Record excerpts:
■ ■ ■ ■ ■

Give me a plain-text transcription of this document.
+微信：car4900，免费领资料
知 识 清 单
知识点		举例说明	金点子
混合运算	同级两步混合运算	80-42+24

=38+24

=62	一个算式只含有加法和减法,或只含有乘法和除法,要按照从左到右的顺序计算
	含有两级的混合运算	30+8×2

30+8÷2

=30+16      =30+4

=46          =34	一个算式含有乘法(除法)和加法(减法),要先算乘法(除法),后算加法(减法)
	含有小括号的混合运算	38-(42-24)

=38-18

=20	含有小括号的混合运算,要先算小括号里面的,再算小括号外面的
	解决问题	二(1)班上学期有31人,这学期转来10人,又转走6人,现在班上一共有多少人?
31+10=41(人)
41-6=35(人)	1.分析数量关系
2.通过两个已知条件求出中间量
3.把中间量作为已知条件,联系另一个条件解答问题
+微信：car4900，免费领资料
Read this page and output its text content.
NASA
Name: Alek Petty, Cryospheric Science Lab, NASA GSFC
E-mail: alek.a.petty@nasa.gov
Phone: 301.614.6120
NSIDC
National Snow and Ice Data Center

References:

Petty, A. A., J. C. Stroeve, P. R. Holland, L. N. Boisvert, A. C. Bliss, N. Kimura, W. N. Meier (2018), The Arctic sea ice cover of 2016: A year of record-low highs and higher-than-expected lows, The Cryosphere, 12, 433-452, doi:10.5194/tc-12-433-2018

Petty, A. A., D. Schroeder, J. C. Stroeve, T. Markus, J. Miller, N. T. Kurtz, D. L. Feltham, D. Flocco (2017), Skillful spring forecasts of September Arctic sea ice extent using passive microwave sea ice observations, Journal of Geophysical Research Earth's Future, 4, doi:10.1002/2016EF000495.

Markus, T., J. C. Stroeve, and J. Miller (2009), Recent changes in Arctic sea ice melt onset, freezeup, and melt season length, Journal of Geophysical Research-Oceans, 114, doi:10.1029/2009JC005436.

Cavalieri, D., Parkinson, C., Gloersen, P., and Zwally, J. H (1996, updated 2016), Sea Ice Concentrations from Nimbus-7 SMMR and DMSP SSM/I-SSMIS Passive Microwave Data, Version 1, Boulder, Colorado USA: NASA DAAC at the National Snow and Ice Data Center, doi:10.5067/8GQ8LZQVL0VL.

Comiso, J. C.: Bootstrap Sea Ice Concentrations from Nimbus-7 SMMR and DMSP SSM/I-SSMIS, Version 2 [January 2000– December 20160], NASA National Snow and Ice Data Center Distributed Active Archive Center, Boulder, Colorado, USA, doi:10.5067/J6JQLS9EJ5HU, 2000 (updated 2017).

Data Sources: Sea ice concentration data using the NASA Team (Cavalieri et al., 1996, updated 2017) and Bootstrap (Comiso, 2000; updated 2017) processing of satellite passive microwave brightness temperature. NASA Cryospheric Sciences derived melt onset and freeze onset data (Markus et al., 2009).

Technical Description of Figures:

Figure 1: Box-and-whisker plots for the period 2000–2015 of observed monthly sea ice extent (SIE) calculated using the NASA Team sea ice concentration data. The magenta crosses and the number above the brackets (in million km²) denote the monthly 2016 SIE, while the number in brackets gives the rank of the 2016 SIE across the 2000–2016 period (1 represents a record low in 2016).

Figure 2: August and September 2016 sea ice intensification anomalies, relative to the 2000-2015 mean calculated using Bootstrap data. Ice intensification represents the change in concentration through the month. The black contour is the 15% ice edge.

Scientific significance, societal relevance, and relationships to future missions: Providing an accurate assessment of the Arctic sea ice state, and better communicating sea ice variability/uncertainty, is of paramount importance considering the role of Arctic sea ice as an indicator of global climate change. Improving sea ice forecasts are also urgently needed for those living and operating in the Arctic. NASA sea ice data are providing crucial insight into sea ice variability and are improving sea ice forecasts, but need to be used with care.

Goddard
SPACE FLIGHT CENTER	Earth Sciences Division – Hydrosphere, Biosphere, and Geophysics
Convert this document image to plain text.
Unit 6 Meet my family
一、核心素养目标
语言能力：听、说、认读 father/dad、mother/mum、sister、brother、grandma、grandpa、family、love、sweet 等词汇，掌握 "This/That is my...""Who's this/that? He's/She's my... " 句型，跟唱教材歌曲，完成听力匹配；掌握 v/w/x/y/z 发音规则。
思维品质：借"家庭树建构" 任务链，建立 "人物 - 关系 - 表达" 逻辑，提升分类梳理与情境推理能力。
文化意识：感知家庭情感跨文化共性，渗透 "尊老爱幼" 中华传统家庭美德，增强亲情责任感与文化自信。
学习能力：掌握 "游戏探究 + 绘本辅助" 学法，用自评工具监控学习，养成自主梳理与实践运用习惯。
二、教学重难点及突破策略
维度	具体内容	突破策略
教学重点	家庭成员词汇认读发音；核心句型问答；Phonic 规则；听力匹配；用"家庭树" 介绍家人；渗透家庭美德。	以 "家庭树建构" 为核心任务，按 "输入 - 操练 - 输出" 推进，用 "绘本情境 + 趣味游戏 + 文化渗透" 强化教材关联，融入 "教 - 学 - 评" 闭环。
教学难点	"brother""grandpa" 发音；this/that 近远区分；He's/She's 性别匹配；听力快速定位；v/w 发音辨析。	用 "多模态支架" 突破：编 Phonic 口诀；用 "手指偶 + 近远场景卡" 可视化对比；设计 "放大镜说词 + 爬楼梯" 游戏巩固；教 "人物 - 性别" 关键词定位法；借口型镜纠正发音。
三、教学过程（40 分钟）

■ ■ ■ ■ ■

Objective:
Show every line in the records above that contains the word "家庭树建构".

Problem solution:
思维品质：借"家庭树建构" 任务链，建立 "人物 - 关系 - 表达" 逻辑，提升分类梳理与情境推理能力。
教学重点	家庭成员词汇认读发音；核心句型问答；Phonic 规则；听力匹配；用"家庭树" 介绍家人；渗透家庭美德。	以 "家庭树建构" 为核心任务，按 "输入 - 操练 - 输出" 推进，用 "绘本情境 + 趣味游戏 + 文化渗透" 强化教材关联，融入 "教 - 学 - 评" 闭环。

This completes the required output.